» PASSAGE TO READ

By refreshing contrast, The Participatory Turn asks: Can we recognize and value many paths to many co-created mansions of the sacred? Can we learn to see the frameworks we apply as furnishing examples of spiritual enactment, of a "participatory turn" toward a true plurality invigorating spiritual life, rather than standing aloof being descriptive or merely explanatory?

For the scholars of this anthology---all of whom engage in a spiritual practice---a participatory turn in religious studies means welcoming in the many facets of exuberant religiosity, including the gendered, the erotic, the sensual, the local, the nonverbal, and, yes, the linguistic too. Emphasizing the interactive nature of embodied spirituality, the participatory set of approaches avoids overarching summations, empirical reductions, and 19th-Century grand conceptual systems to center instead on spirituality as both constructed and revealed, embedded in culture rather than built by it, and resistant to reckless transplantation into artificially imposed grids of competitive elucidation.

» REQUIREMENT 1
List the facets of exuberant religiosity that the passage on the participatory turn says religious studies should welcome in.

(Items from a dataset)
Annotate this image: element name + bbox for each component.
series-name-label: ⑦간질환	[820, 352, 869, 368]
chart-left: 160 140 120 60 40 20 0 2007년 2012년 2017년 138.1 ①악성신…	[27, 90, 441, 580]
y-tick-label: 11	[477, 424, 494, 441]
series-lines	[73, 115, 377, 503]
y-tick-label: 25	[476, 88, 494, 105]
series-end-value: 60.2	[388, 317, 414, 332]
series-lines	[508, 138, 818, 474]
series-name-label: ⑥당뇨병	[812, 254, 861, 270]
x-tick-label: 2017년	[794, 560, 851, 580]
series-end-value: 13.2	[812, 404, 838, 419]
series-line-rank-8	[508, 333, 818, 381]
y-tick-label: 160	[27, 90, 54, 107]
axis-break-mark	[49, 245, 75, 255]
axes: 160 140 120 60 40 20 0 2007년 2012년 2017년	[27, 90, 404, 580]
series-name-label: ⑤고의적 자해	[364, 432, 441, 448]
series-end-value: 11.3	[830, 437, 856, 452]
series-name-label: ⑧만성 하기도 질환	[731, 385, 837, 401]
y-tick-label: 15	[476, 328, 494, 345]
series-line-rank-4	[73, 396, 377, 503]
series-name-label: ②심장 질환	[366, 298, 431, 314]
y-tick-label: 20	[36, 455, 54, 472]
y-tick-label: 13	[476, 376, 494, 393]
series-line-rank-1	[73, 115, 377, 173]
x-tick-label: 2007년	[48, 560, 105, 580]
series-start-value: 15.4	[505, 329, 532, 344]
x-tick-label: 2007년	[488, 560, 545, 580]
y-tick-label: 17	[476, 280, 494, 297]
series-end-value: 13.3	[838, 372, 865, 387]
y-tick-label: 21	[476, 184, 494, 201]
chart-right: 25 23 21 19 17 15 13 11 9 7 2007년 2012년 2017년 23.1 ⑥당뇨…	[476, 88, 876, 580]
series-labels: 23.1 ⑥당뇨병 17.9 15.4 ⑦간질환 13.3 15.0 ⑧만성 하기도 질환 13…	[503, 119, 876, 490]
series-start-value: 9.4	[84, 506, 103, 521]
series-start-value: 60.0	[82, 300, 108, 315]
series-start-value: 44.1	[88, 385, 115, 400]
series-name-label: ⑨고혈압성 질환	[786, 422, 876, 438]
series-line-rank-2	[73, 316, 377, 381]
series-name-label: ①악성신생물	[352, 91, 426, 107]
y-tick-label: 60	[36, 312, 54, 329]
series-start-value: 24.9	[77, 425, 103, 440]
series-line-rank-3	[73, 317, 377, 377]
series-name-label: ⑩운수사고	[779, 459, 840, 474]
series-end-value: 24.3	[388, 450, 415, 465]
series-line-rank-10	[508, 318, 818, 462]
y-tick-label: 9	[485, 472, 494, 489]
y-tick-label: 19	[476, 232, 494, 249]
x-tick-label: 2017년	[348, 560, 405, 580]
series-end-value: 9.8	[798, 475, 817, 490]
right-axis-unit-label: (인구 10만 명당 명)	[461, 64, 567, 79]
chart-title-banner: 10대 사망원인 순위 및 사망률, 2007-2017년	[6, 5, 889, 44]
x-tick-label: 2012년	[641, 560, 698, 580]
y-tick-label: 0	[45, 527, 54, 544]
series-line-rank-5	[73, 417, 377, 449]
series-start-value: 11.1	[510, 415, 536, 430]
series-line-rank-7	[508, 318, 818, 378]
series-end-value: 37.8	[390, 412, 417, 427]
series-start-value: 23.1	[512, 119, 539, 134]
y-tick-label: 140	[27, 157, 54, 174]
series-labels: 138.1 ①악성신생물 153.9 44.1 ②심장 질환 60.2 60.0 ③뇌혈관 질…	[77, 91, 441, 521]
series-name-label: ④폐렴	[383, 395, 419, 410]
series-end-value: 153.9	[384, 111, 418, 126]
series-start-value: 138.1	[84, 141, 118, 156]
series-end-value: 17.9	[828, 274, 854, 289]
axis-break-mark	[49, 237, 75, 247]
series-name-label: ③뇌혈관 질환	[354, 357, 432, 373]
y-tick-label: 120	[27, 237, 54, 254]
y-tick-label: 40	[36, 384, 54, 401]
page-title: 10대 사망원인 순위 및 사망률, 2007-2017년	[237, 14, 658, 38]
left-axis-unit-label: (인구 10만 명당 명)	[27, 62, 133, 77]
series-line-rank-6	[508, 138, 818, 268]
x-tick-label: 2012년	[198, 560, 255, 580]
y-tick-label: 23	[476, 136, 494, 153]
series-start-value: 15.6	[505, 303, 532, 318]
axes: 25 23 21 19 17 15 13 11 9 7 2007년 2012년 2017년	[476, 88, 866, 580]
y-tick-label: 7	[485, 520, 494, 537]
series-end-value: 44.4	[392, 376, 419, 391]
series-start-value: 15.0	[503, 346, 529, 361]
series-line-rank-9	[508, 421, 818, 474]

» REQUIREMENT 2
Quote the records word for word, from their very first line through the line containing "560, 851, 580]", with both of those lines included.

» SOLUTION 1
the gendered, the erotic, the sensual, the local, the nonverbal, the linguistic

» SOLUTION 2
Annotate this image: element name + bbox for each component.
series-name-label: ⑦간질환	[820, 352, 869, 368]
chart-left: 160 140 120 60 40 20 0 2007년 2012년 2017년 138.1 ①악성신…	[27, 90, 441, 580]
y-tick-label: 11	[477, 424, 494, 441]
series-lines	[73, 115, 377, 503]
y-tick-label: 25	[476, 88, 494, 105]
series-end-value: 60.2	[388, 317, 414, 332]
series-lines	[508, 138, 818, 474]
series-name-label: ⑥당뇨병	[812, 254, 861, 270]
x-tick-label: 2017년	[794, 560, 851, 580]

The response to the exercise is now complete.